Pick out the lines below that contain the string "Función" and copy them all.

>> START Material

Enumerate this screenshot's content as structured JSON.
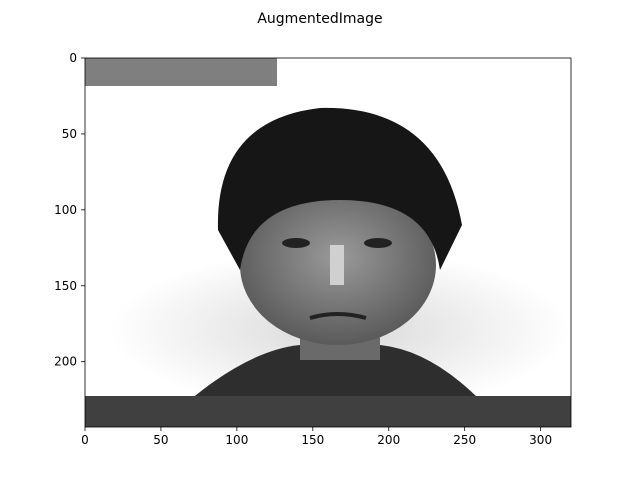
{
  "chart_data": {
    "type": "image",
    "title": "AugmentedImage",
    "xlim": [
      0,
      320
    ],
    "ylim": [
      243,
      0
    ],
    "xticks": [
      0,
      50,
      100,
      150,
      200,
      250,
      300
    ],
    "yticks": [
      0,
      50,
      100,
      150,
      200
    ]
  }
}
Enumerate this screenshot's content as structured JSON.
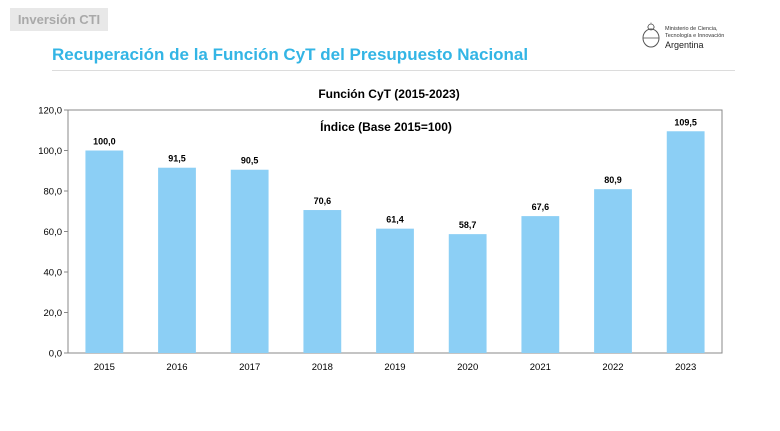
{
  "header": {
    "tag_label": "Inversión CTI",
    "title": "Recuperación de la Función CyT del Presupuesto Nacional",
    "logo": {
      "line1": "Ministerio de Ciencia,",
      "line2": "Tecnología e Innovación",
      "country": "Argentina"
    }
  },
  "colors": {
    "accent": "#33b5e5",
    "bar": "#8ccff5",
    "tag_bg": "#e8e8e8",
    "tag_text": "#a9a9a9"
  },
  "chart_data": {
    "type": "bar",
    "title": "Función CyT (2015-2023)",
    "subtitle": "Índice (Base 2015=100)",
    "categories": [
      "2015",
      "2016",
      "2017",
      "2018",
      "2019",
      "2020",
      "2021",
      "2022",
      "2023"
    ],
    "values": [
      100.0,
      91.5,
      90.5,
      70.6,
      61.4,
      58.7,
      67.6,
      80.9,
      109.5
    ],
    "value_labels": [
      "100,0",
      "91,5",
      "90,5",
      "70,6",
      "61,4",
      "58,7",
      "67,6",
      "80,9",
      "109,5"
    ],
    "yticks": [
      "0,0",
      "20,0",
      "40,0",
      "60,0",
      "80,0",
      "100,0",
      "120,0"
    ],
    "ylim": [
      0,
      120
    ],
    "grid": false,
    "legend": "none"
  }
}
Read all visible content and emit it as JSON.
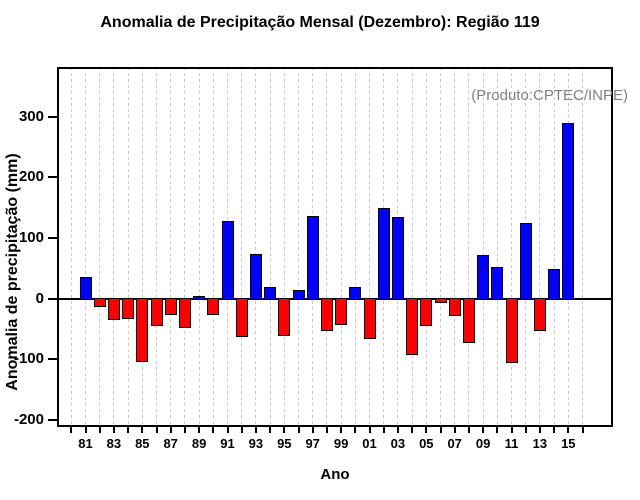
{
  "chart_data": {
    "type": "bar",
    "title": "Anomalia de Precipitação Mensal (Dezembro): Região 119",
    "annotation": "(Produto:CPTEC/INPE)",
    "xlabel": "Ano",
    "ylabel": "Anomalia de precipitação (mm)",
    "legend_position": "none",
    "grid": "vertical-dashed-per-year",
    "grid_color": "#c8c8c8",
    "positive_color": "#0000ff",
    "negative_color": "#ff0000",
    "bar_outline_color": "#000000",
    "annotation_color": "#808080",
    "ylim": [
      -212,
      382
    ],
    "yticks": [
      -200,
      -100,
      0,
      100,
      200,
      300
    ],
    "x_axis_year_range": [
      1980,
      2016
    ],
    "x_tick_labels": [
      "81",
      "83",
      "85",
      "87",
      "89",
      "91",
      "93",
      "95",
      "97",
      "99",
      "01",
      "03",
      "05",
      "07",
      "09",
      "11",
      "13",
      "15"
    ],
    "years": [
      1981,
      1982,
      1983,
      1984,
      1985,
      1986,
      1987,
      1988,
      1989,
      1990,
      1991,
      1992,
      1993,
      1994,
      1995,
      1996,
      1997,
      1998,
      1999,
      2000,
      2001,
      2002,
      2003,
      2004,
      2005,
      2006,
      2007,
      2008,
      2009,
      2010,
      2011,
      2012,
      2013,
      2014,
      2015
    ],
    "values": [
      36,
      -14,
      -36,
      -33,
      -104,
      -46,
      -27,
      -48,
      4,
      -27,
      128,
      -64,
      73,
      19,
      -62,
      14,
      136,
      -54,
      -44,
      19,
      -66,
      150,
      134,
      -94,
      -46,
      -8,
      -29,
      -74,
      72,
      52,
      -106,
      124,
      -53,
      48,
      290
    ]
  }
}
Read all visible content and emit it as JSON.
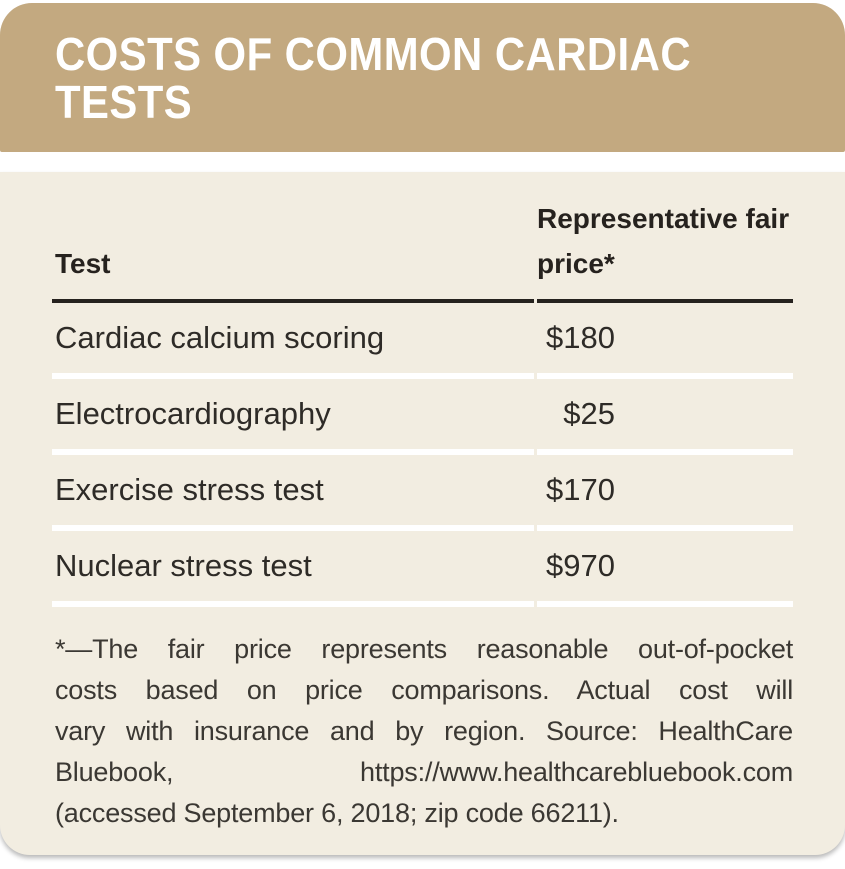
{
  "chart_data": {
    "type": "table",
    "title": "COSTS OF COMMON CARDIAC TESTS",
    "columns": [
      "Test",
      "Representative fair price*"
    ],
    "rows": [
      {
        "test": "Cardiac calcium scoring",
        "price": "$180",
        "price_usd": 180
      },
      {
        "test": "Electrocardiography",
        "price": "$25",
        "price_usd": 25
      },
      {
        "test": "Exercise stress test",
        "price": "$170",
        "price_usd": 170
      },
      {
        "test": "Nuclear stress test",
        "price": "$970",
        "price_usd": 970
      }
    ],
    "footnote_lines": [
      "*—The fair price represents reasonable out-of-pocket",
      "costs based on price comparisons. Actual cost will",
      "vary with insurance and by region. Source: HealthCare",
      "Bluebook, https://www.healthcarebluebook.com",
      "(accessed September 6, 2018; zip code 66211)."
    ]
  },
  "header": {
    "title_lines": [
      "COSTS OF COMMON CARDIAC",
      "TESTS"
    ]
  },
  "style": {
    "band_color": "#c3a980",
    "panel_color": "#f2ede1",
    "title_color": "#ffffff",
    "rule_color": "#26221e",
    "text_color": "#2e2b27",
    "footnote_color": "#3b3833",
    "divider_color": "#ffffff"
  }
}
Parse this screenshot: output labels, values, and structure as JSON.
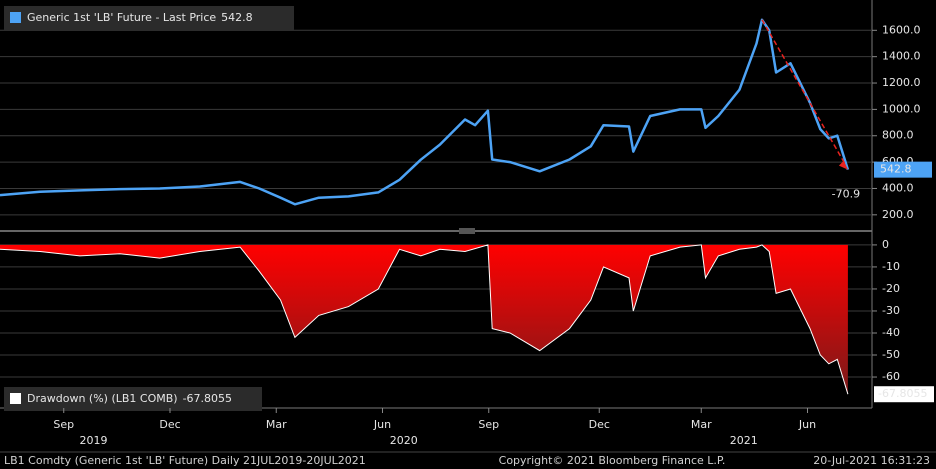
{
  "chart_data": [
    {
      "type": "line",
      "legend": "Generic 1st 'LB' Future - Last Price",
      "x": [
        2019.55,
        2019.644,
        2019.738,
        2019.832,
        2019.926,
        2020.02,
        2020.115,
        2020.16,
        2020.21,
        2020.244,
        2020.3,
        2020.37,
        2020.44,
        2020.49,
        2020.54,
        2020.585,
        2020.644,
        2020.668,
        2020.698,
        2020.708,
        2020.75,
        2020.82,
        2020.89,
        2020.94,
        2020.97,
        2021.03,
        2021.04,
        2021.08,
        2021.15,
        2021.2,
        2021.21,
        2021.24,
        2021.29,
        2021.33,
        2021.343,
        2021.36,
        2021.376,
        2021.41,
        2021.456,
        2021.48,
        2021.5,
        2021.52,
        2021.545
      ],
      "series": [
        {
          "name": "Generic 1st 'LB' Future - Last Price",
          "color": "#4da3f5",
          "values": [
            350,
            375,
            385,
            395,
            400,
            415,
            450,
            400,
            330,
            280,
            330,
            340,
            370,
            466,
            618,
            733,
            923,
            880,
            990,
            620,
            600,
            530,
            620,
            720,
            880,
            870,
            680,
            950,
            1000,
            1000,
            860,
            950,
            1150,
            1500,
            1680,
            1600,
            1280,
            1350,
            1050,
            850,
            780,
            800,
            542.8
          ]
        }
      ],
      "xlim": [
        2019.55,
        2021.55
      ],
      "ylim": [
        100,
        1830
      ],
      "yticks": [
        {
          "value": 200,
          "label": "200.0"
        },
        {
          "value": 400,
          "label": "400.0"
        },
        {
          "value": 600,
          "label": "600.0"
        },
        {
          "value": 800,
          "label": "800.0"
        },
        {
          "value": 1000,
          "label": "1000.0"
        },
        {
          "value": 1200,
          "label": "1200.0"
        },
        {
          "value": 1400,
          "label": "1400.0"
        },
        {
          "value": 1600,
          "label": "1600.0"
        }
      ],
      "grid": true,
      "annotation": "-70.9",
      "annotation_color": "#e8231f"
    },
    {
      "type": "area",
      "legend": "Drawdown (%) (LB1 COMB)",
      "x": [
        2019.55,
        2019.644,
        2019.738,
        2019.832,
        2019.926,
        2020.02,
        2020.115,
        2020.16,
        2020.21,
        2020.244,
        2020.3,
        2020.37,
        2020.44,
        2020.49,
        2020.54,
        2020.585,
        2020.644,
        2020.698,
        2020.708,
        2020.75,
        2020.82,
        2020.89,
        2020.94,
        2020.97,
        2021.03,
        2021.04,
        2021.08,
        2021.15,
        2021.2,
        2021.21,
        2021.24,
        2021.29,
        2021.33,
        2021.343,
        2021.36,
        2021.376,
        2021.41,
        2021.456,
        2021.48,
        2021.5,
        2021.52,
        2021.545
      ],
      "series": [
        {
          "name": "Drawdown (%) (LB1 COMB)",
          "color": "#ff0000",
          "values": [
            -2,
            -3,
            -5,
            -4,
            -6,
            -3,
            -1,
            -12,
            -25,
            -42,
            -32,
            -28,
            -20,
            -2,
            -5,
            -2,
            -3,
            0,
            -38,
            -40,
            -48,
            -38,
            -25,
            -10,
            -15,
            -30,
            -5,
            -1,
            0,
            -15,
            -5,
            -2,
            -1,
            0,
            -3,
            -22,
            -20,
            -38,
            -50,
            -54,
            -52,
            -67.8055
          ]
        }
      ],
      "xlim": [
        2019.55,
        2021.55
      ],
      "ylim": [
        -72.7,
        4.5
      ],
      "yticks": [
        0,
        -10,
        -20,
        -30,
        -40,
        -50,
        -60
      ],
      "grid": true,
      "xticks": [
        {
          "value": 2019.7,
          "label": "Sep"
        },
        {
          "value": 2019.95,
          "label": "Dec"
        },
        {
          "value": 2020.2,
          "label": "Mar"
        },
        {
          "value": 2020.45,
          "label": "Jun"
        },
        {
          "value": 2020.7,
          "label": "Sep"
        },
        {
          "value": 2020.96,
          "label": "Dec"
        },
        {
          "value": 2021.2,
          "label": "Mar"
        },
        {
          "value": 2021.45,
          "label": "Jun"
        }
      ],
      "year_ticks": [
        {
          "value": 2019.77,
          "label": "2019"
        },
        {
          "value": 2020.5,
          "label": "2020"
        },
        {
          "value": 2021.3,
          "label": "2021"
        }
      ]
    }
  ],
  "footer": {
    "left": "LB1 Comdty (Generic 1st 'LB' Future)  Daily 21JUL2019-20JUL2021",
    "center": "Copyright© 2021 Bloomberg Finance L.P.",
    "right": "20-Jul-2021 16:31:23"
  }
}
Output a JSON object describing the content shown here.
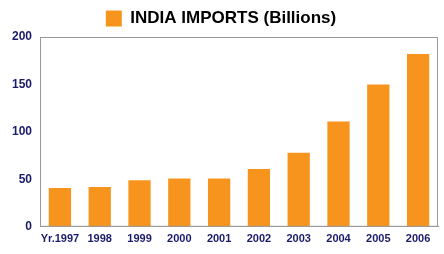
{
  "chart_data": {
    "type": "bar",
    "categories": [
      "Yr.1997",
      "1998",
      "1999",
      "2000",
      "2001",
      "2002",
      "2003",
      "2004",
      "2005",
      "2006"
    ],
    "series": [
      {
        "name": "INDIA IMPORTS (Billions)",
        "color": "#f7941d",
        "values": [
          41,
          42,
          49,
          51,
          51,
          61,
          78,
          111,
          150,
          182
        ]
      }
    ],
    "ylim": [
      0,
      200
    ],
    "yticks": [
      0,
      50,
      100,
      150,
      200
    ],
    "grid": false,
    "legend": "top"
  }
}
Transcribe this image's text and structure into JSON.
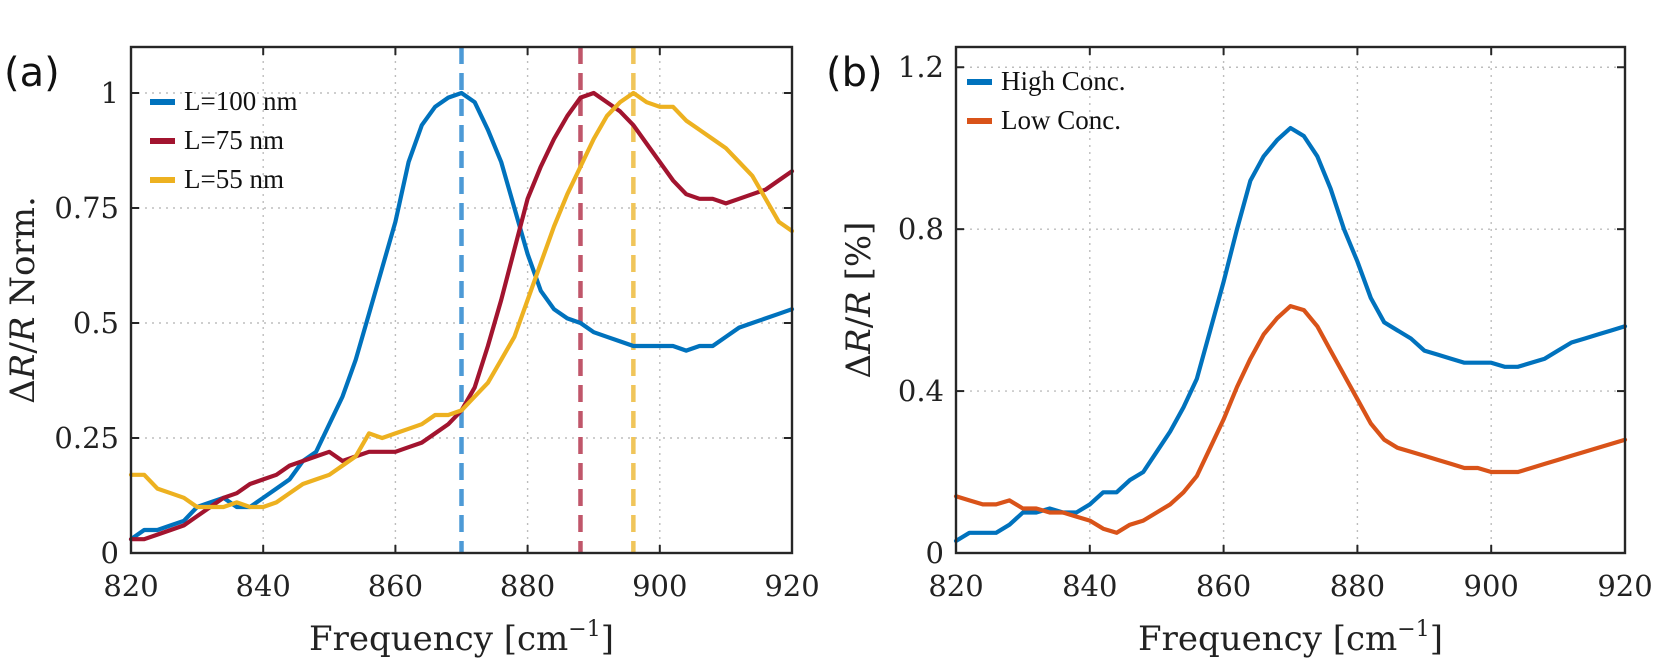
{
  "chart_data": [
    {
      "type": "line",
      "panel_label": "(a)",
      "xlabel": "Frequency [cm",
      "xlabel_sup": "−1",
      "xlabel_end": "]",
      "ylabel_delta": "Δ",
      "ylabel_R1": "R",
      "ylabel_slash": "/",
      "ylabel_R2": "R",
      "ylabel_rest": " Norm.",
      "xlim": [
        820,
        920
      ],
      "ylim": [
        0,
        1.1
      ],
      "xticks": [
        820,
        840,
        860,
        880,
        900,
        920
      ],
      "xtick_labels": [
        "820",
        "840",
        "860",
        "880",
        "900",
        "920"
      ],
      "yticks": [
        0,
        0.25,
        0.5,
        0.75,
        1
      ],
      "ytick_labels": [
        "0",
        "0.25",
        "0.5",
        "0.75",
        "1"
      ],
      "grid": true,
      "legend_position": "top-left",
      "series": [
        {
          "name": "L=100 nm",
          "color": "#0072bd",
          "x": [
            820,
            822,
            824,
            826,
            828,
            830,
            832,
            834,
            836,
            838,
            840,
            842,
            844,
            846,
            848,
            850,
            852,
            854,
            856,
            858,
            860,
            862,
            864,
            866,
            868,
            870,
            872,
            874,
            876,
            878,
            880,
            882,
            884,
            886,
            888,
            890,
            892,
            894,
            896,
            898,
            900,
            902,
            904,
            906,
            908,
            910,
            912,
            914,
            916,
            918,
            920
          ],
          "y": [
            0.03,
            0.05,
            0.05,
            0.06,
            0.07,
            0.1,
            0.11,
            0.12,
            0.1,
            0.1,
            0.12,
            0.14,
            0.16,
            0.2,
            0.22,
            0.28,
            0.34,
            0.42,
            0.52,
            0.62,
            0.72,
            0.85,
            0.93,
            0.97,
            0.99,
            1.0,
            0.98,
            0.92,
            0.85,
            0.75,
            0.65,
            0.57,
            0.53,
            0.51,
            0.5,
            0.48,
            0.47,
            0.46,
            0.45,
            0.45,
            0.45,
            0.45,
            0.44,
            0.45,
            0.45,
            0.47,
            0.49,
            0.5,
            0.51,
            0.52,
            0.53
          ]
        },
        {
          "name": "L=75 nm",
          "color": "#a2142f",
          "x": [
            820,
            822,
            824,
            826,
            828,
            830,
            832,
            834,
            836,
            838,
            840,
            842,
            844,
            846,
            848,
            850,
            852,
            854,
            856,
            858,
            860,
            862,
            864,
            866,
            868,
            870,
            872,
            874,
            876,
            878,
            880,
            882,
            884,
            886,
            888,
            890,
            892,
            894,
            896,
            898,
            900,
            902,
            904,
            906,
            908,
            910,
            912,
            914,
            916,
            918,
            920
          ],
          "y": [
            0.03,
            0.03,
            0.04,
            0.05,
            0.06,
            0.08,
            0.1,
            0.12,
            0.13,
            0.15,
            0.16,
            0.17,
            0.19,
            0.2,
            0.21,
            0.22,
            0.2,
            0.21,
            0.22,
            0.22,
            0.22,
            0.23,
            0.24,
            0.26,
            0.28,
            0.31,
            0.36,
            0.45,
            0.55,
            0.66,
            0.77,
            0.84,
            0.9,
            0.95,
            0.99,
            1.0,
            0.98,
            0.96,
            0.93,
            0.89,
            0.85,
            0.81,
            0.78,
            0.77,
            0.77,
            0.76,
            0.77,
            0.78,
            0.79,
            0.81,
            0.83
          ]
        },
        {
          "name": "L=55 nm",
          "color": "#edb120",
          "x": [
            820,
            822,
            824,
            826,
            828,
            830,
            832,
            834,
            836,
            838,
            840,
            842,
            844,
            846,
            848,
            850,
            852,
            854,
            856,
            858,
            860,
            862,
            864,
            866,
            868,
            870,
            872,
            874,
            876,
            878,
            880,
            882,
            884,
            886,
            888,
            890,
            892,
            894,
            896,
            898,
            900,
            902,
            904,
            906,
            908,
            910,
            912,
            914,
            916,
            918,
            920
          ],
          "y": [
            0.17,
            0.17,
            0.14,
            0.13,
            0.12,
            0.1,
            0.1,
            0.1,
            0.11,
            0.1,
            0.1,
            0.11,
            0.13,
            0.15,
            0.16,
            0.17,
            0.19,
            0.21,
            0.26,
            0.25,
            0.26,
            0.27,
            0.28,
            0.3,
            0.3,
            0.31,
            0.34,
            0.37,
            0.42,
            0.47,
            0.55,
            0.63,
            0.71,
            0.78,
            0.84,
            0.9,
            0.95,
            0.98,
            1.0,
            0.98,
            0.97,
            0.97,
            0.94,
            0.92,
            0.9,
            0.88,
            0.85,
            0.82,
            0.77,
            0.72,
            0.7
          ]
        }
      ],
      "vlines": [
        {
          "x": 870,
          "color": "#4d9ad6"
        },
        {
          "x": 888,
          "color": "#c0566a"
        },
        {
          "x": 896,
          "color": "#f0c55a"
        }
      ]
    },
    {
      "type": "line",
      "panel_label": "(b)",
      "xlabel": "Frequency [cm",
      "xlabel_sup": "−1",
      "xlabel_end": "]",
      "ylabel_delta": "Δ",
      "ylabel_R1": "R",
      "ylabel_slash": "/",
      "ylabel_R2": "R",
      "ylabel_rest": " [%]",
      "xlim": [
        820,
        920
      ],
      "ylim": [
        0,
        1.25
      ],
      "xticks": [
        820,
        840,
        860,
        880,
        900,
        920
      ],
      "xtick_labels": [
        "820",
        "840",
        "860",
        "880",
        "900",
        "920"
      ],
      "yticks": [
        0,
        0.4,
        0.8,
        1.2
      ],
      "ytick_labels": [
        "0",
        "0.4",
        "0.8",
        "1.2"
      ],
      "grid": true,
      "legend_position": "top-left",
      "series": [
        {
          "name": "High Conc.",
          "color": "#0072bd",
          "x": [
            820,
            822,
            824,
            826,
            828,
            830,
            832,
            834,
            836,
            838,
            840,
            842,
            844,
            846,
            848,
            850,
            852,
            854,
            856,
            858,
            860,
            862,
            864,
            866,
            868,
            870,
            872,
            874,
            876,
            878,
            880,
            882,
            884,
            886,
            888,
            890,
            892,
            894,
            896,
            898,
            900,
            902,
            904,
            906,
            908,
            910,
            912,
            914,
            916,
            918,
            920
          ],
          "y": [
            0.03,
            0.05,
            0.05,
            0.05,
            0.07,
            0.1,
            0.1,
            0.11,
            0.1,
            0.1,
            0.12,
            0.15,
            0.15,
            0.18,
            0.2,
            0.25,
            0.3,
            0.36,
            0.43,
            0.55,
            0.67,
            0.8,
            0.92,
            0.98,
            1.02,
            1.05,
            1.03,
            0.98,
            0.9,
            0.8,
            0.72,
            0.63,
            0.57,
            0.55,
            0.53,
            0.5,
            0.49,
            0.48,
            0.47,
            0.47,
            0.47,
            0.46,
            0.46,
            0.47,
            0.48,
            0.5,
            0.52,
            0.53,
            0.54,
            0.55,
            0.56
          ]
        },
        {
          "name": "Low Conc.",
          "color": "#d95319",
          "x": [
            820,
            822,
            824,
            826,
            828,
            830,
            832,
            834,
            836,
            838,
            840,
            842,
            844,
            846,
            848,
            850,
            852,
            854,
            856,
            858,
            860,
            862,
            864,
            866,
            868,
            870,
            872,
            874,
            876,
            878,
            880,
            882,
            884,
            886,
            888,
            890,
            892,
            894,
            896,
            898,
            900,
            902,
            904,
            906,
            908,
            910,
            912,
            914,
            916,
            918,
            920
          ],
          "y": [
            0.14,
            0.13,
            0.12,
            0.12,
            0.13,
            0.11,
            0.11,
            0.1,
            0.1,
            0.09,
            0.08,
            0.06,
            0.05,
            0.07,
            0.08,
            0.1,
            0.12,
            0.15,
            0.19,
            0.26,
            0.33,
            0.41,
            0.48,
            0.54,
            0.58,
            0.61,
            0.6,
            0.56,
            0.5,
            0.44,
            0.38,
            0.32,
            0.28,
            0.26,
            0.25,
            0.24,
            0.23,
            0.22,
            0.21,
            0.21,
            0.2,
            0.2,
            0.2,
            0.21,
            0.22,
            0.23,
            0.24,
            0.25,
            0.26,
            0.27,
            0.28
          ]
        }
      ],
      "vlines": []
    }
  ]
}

>> END Material

In response
    "title": "Recuperación de la Función CyT del Presupuesto Nacional",
    "title": "Función CyT (2015-2023)",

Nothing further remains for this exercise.